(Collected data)
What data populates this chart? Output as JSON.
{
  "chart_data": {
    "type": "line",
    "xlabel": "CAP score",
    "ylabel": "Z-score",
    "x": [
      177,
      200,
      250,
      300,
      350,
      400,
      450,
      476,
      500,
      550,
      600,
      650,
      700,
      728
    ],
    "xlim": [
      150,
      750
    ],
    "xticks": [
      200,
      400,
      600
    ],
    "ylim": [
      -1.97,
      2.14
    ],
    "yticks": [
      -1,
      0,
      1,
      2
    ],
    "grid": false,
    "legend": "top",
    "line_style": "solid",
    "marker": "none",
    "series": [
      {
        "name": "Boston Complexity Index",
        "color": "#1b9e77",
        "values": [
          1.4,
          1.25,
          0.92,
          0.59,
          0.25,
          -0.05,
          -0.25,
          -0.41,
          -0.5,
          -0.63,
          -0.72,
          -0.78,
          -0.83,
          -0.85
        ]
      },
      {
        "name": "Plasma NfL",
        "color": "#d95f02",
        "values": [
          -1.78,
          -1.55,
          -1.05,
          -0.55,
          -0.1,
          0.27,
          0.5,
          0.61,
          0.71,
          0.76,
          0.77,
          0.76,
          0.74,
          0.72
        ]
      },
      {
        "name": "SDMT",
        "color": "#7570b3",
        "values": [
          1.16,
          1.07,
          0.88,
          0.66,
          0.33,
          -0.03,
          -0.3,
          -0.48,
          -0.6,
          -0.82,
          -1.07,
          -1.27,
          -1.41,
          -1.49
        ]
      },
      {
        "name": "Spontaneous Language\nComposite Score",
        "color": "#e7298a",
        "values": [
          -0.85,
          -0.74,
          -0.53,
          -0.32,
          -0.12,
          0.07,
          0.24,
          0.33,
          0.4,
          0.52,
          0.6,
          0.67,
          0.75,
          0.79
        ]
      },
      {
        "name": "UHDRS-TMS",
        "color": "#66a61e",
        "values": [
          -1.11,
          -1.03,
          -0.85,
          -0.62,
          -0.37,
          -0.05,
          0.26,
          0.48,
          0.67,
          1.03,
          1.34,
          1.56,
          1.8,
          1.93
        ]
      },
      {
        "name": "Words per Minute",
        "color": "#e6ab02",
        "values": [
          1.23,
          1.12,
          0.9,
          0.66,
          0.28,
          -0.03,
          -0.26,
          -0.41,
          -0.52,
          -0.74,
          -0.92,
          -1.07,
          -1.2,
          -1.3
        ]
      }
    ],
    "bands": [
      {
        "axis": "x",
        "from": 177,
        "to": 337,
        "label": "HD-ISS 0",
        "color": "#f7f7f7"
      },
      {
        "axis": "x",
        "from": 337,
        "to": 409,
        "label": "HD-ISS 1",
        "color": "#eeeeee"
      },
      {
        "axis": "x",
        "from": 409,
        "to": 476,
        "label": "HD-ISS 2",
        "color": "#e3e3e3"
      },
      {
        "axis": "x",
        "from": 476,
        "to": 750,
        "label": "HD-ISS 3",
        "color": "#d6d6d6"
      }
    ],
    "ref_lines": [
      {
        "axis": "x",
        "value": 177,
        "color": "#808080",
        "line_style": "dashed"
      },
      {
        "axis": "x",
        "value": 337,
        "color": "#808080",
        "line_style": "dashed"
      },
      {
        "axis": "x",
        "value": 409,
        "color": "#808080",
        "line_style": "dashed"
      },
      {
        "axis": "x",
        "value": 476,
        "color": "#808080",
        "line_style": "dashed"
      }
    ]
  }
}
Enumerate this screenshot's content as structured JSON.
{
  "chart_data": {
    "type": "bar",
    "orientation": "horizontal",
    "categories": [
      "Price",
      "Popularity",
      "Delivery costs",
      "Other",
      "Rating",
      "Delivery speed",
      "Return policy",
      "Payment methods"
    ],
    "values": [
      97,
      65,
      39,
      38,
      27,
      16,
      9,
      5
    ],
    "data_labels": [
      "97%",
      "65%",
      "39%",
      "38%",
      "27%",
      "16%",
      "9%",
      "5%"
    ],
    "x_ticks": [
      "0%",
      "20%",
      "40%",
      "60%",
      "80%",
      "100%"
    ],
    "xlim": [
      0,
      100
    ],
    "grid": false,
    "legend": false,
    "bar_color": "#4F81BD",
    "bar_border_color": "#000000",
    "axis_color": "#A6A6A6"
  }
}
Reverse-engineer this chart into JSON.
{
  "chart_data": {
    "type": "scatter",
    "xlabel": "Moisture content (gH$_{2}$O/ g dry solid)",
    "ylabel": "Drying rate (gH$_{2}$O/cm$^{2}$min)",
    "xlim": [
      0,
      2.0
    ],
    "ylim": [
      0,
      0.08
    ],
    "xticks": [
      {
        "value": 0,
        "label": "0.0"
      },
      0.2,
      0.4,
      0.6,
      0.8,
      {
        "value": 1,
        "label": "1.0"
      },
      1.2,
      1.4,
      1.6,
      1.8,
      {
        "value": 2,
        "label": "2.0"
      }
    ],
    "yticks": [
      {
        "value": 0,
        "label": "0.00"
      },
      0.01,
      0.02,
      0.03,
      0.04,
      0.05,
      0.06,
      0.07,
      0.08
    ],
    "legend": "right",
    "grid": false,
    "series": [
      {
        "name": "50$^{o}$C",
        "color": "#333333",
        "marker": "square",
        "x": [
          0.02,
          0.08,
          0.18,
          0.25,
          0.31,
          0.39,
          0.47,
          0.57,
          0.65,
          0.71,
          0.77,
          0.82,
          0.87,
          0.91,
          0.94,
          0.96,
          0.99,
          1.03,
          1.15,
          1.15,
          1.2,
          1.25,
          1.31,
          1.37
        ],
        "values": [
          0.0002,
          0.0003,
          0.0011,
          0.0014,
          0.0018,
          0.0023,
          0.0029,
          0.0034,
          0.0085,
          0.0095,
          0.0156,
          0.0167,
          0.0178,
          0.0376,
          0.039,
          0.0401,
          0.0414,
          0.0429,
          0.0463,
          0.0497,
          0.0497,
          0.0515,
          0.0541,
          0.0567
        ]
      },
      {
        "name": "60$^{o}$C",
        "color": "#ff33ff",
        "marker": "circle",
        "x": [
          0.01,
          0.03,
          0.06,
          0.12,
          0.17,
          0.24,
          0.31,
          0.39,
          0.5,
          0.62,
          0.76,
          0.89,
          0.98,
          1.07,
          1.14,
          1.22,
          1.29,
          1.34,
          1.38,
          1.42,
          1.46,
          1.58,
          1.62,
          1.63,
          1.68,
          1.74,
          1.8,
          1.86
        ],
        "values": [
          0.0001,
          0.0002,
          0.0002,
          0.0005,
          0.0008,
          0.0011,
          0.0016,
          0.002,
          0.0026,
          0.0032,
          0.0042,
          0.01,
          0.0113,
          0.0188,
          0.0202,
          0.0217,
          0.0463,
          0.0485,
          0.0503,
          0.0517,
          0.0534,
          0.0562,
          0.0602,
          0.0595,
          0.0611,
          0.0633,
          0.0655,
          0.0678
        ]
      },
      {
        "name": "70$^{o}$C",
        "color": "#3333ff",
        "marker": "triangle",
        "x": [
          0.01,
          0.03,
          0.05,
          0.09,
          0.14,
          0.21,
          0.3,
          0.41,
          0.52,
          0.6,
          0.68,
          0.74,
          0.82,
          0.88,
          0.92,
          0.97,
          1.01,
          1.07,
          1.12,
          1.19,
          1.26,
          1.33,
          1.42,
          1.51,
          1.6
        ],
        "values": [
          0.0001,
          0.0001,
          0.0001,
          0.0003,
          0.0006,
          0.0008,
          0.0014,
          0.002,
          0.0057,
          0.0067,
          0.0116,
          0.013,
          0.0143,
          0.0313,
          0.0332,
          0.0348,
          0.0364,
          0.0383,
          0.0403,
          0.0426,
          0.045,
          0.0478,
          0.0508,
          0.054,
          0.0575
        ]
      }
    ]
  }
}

Given task
Each line of the material above must be retyped precisely.

Task solution
What data populates this chart? Output as JSON.
{
  "chart_data": {
    "type": "line",
    "xlabel": "CAP score",
    "ylabel": "Z-score",
    "x": [
      177,
      200,
      250,
      300,
      350,
      400,
      450,
      476,
      500,
      550,
      600,
      650,
      700,
      728
    ],
    "xlim": [
      150,
      750
    ],
    "xticks": [
      200,
      400,
      600
    ],
    "ylim": [
      -1.97,
      2.14
    ],
    "yticks": [
      -1,
      0,
      1,
      2
    ],
    "grid": false,
    "legend": "top",
    "line_style": "solid",
    "marker": "none",
    "series": [
      {
        "name": "Boston Complexity Index",
        "color": "#1b9e77",
        "values": [
          1.4,
          1.25,
          0.92,
          0.59,
          0.25,
          -0.05,
          -0.25,
          -0.41,
          -0.5,
          -0.63,
          -0.72,
          -0.78,
          -0.83,
          -0.85
        ]
      },
      {
        "name": "Plasma NfL",
        "color": "#d95f02",
        "values": [
          -1.78,
          -1.55,
          -1.05,
          -0.55,
          -0.1,
          0.27,
          0.5,
          0.61,
          0.71,
          0.76,
          0.77,
          0.76,
          0.74,
          0.72
        ]
      },
      {
        "name": "SDMT",
        "color": "#7570b3",
        "values": [
          1.16,
          1.07,
          0.88,
          0.66,
          0.33,
          -0.03,
          -0.3,
          -0.48,
          -0.6,
          -0.82,
          -1.07,
          -1.27,
          -1.41,
          -1.49
        ]
      },
      {
        "name": "Spontaneous Language\nComposite Score",
        "color": "#e7298a",
        "values": [
          -0.85,
          -0.74,
          -0.53,
          -0.32,
          -0.12,
          0.07,
          0.24,
          0.33,
          0.4,
          0.52,
          0.6,
          0.67,
          0.75,
          0.79
        ]
      },
      {
        "name": "UHDRS-TMS",
        "color": "#66a61e",
        "values": [
          -1.11,
          -1.03,
          -0.85,
          -0.62,
          -0.37,
          -0.05,
          0.26,
          0.48,
          0.67,
          1.03,
          1.34,
          1.56,
          1.8,
          1.93
        ]
      },
      {
        "name": "Words per Minute",
        "color": "#e6ab02",
        "values": [
          1.23,
          1.12,
          0.9,
          0.66,
          0.28,
          -0.03,
          -0.26,
          -0.41,
          -0.52,
          -0.74,
          -0.92,
          -1.07,
          -1.2,
          -1.3
        ]
      }
    ],
    "bands": [
      {
        "axis": "x",
        "from": 177,
        "to": 337,
        "label": "HD-ISS 0",
        "color": "#f7f7f7"
      },
      {
        "axis": "x",
        "from": 337,
        "to": 409,
        "label": "HD-ISS 1",
        "color": "#eeeeee"
      },
      {
        "axis": "x",
        "from": 409,
        "to": 476,
        "label": "HD-ISS 2",
        "color": "#e3e3e3"
      },
      {
        "axis": "x",
        "from": 476,
        "to": 750,
        "label": "HD-ISS 3",
        "color": "#d6d6d6"
      }
    ],
    "ref_lines": [
      {
        "axis": "x",
        "value": 177,
        "color": "#808080",
        "line_style": "dashed"
      },
      {
        "axis": "x",
        "value": 337,
        "color": "#808080",
        "line_style": "dashed"
      },
      {
        "axis": "x",
        "value": 409,
        "color": "#808080",
        "line_style": "dashed"
      },
      {
        "axis": "x",
        "value": 476,
        "color": "#808080",
        "line_style": "dashed"
      }
    ]
  }
}
Enumerate this screenshot's content as structured JSON.
{
  "chart_data": {
    "type": "bar",
    "orientation": "horizontal",
    "categories": [
      "Price",
      "Popularity",
      "Delivery costs",
      "Other",
      "Rating",
      "Delivery speed",
      "Return policy",
      "Payment methods"
    ],
    "values": [
      97,
      65,
      39,
      38,
      27,
      16,
      9,
      5
    ],
    "data_labels": [
      "97%",
      "65%",
      "39%",
      "38%",
      "27%",
      "16%",
      "9%",
      "5%"
    ],
    "x_ticks": [
      "0%",
      "20%",
      "40%",
      "60%",
      "80%",
      "100%"
    ],
    "xlim": [
      0,
      100
    ],
    "grid": false,
    "legend": false,
    "bar_color": "#4F81BD",
    "bar_border_color": "#000000",
    "axis_color": "#A6A6A6"
  }
}
Reverse-engineer this chart into JSON.
{
  "chart_data": {
    "type": "scatter",
    "xlabel": "Moisture content (gH$_{2}$O/ g dry solid)",
    "ylabel": "Drying rate (gH$_{2}$O/cm$^{2}$min)",
    "xlim": [
      0,
      2.0
    ],
    "ylim": [
      0,
      0.08
    ],
    "xticks": [
      {
        "value": 0,
        "label": "0.0"
      },
      0.2,
      0.4,
      0.6,
      0.8,
      {
        "value": 1,
        "label": "1.0"
      },
      1.2,
      1.4,
      1.6,
      1.8,
      {
        "value": 2,
        "label": "2.0"
      }
    ],
    "yticks": [
      {
        "value": 0,
        "label": "0.00"
      },
      0.01,
      0.02,
      0.03,
      0.04,
      0.05,
      0.06,
      0.07,
      0.08
    ],
    "legend": "right",
    "grid": false,
    "series": [
      {
        "name": "50$^{o}$C",
        "color": "#333333",
        "marker": "square",
        "x": [
          0.02,
          0.08,
          0.18,
          0.25,
          0.31,
          0.39,
          0.47,
          0.57,
          0.65,
          0.71,
          0.77,
          0.82,
          0.87,
          0.91,
          0.94,
          0.96,
          0.99,
          1.03,
          1.15,
          1.15,
          1.2,
          1.25,
          1.31,
          1.37
        ],
        "values": [
          0.0002,
          0.0003,
          0.0011,
          0.0014,
          0.0018,
          0.0023,
          0.0029,
          0.0034,
          0.0085,
          0.0095,
          0.0156,
          0.0167,
          0.0178,
          0.0376,
          0.039,
          0.0401,
          0.0414,
          0.0429,
          0.0463,
          0.0497,
          0.0497,
          0.0515,
          0.0541,
          0.0567
        ]
      },
      {
        "name": "60$^{o}$C",
        "color": "#ff33ff",
        "marker": "circle",
        "x": [
          0.01,
          0.03,
          0.06,
          0.12,
          0.17,
          0.24,
          0.31,
          0.39,
          0.5,
          0.62,
          0.76,
          0.89,
          0.98,
          1.07,
          1.14,
          1.22,
          1.29,
          1.34,
          1.38,
          1.42,
          1.46,
          1.58,
          1.62,
          1.63,
          1.68,
          1.74,
          1.8,
          1.86
        ],
        "values": [
          0.0001,
          0.0002,
          0.0002,
          0.0005,
          0.0008,
          0.0011,
          0.0016,
          0.002,
          0.0026,
          0.0032,
          0.0042,
          0.01,
          0.0113,
          0.0188,
          0.0202,
          0.0217,
          0.0463,
          0.0485,
          0.0503,
          0.0517,
          0.0534,
          0.0562,
          0.0602,
          0.0595,
          0.0611,
          0.0633,
          0.0655,
          0.0678
        ]
      },
      {
        "name": "70$^{o}$C",
        "color": "#3333ff",
        "marker": "triangle",
        "x": [
          0.01,
          0.03,
          0.05,
          0.09,
          0.14,
          0.21,
          0.3,
          0.41,
          0.52,
          0.6,
          0.68,
          0.74,
          0.82,
          0.88,
          0.92,
          0.97,
          1.01,
          1.07,
          1.12,
          1.19,
          1.26,
          1.33,
          1.42,
          1.51,
          1.6
        ],
        "values": [
          0.0001,
          0.0001,
          0.0001,
          0.0003,
          0.0006,
          0.0008,
          0.0014,
          0.002,
          0.0057,
          0.0067,
          0.0116,
          0.013,
          0.0143,
          0.0313,
          0.0332,
          0.0348,
          0.0364,
          0.0383,
          0.0403,
          0.0426,
          0.045,
          0.0478,
          0.0508,
          0.054,
          0.0575
        ]
      }
    ]
  }
}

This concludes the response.